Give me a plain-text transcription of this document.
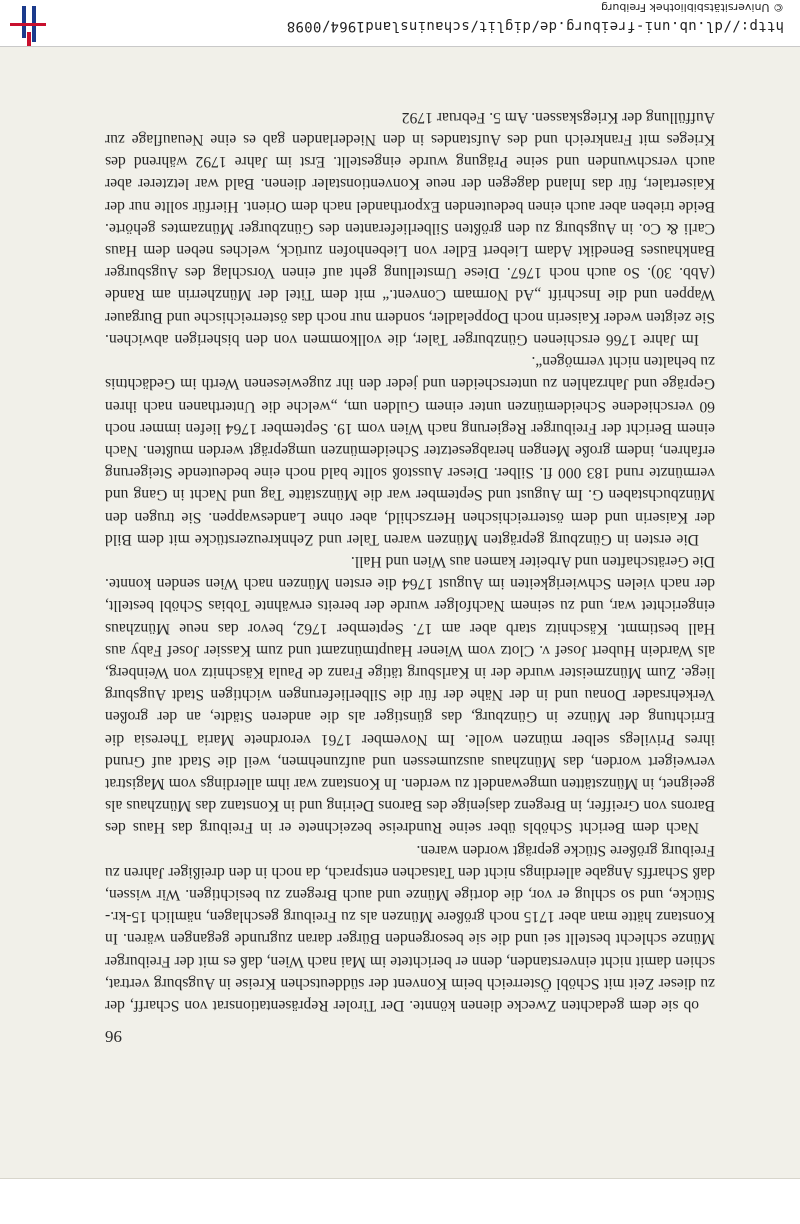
ob sie dem gedachten Zwecke dienen könnte. Der Tiroler Repräsentationsrat von Scharff, der zu dieser Zeit mit Schöbl Österreich beim Konvent der süddeutschen Kreise in Augsburg vertrat, schien damit nicht einverstanden, denn er berichtete im Mai nach Wien, daß es mit der Freiburger Münze schlecht bestellt sei und die sie besorgenden Bürger daran zugrunde gegangen wären. In Konstanz hätte man aber 1715 noch größere Münzen als zu Freiburg geschlagen, nämlich 15-kr.-Stücke, und so schlug er vor, die dortige Münze und auch Bregenz zu besichtigen. Wir wissen, daß Scharffs Angabe allerdings nicht den Tatsachen entsprach, da noch in den dreißiger Jahren zu Freiburg größere Stücke geprägt worden waren.

Nach dem Bericht Schöbls über seine Rundreise bezeichnete er in Freiburg das Haus des Barons von Greiffer, in Bregenz dasjenige des Barons Deiring und in Konstanz das Münzhaus als geeignet, in Münzstätten umgewandelt zu werden. In Konstanz war ihm allerdings vom Magistrat verweigert worden, das Münzhaus auszumessen und aufzunehmen, weil die Stadt auf Grund ihres Privilegs selber münzen wolle. Im November 1761 verordnete Maria Theresia die Errichtung der Münze in Günzburg, das günstiger als die anderen Städte, an der großen Verkehrsader Donau und in der Nähe der für die Silberlieferungen wichtigen Stadt Augsburg liege. Zum Münzmeister wurde der in Karlsburg tätige Franz de Paula Käschnitz von Weinberg, als Wardein Hubert Josef v. Clotz vom Wiener Hauptmünzamt und zum Kassier Josef Faby aus Hall bestimmt. Käschnitz starb aber am 17. September 1762, bevor das neue Münzhaus eingerichtet war, und zu seinem Nachfolger wurde der bereits erwähnte Tobias Schöbl bestellt, der nach vielen Schwierigkeiten im August 1764 die ersten Münzen nach Wien senden konnte. Die Gerätschaften und Arbeiter kamen aus Wien und Hall.

Die ersten in Günzburg geprägten Münzen waren Taler und Zehnkreuzerstücke mit dem Bild der Kaiserin und dem österreichischen Herzschild, aber ohne Landeswappen. Sie trugen den Münzbuchstaben G. Im August und September war die Münzstätte Tag und Nacht in Gang und vermünzte rund 183 000 fl. Silber. Dieser Ausstoß sollte bald noch eine bedeutende Steigerung erfahren, indem große Mengen herabgesetzter Scheidemünzen umgeprägt werden mußten. Nach einem Bericht der Freiburger Regierung nach Wien vom 19. September 1764 liefen immer noch 60 verschiedene Scheidemünzen unter einem Gulden um, „welche die Unterthanen nach ihren Gepräge und Jahrzahlen zu unterscheiden und jeder den ihr zugewiesenen Werth im Gedächtnis zu behalten nicht vermögen“.

Im Jahre 1766 erschienen Günzburger Taler, die vollkommen von den bisherigen abwichen. Sie zeigten weder Kaiserin noch Doppeladler, sondern nur noch das österreichische und Burgauer Wappen und die Inschrift „Ad Normam Convent.“ mit dem Titel der Münzherrin am Rande (Abb. 30). So auch noch 1767. Diese Umstellung geht auf einen Vorschlag des Augsburger Bankhauses Benedikt Adam Liebert Edler von Liebenhofen zurück, welches neben dem Haus Carli & Co. in Augsburg zu den größten Silberlieferanten des Günzburger Münzamtes gehörte. Beide trieben aber auch einen bedeutenden Exporthandel nach dem Orient. Hierfür sollte nur der Kaisertaler, für das Inland dagegen der neue Konventionstaler dienen. Bald war letzterer aber auch verschwunden und seine Prägung wurde eingestellt. Erst im Jahre 1792 während des Krieges mit Frankreich und des Aufstandes in den Niederlanden gab es eine Neuauflage zur Auffüllung der Kriegskassen. Am 5. Februar 1792

96
http://dl.ub.uni-freiburg.de/diglit/schauinsland1964/0098
© Universitätsbibliothek Freiburg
━━━━━━━━━━━━━━━━━━━━━━━━━━━━━━
OBJECTIVE: Where a line holds the string "Freiburger", copy that line.

EXPECTED ANSWER:
ob sie dem gedachten Zwecke dienen könnte. Der Tiroler Repräsentationsrat von Scharff, der zu dieser Zeit mit Schöbl Österreich beim Konvent der süddeutschen Kreise in Augsburg vertrat, schien damit nicht einverstanden, denn er berichtete im Mai nach Wien, daß es mit der Freiburger Münze schlecht bestellt sei und die sie besorgenden Bürger daran zugrunde gegangen wären. In Konstanz hätte man aber 1715 noch größere Münzen als zu Freiburg geschlagen, nämlich 15-kr.-Stücke, und so schlug er vor, die dortige Münze und auch Bregenz zu besichtigen. Wir wissen, daß Scharffs Angabe allerdings nicht den Tatsachen entsprach, da noch in den dreißiger Jahren zu Freiburg größere Stücke geprägt worden waren.
Die ersten in Günzburg geprägten Münzen waren Taler und Zehnkreuzerstücke mit dem Bild der Kaiserin und dem österreichischen Herzschild, aber ohne Landeswappen. Sie trugen den Münzbuchstaben G. Im August und September war die Münzstätte Tag und Nacht in Gang und vermünzte rund 183 000 fl. Silber. Dieser Ausstoß sollte bald noch eine bedeutende Steigerung erfahren, indem große Mengen herabgesetzter Scheidemünzen umgeprägt werden mußten. Nach einem Bericht der Freiburger Regierung nach Wien vom 19. September 1764 liefen immer noch 60 verschiedene Scheidemünzen unter einem Gulden um, „welche die Unterthanen nach ihren Gepräge und Jahrzahlen zu unterscheiden und jeder den ihr zugewiesenen Werth im Gedächtnis zu behalten nicht vermögen“.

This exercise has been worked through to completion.